### Exercise description
Go through the records line by line and work out how many lines hold the word "queue". Answer with the number only.

--- start of Records provided ---

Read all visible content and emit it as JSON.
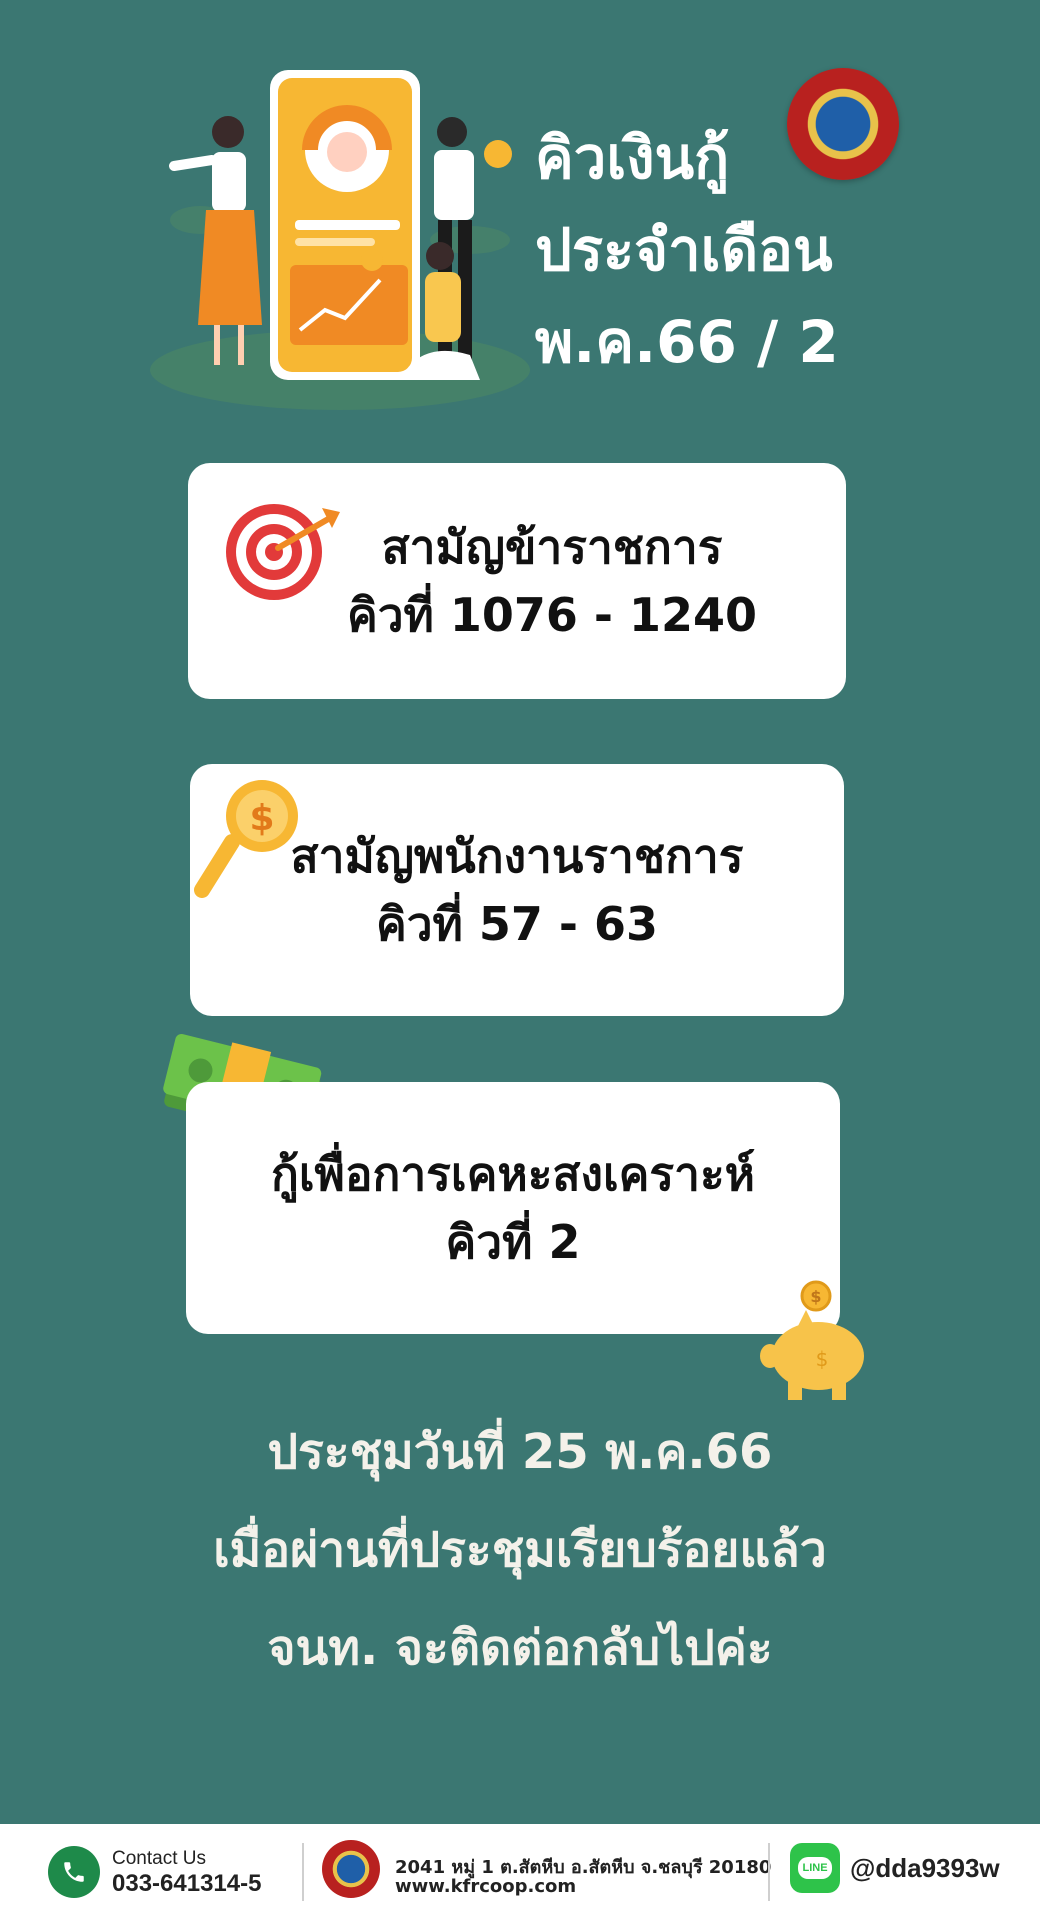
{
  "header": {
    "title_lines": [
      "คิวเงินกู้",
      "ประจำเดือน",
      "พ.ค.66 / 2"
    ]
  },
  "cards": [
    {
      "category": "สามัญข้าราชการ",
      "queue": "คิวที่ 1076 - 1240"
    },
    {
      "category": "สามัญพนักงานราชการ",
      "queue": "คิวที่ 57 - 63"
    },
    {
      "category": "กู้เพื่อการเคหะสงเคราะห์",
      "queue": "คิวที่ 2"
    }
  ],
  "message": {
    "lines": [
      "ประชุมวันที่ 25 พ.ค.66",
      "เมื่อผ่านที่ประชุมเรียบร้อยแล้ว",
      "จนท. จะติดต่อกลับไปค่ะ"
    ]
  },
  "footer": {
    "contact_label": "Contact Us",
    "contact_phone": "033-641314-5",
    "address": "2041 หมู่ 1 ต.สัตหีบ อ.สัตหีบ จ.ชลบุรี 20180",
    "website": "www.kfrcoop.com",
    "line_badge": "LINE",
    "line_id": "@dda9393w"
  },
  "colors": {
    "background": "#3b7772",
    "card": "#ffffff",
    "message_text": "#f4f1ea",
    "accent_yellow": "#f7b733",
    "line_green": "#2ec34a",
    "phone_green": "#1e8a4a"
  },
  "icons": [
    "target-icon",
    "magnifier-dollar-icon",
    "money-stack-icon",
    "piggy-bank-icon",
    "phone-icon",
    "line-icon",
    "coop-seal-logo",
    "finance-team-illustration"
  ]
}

--- end of Records provided ---

### Answer below
3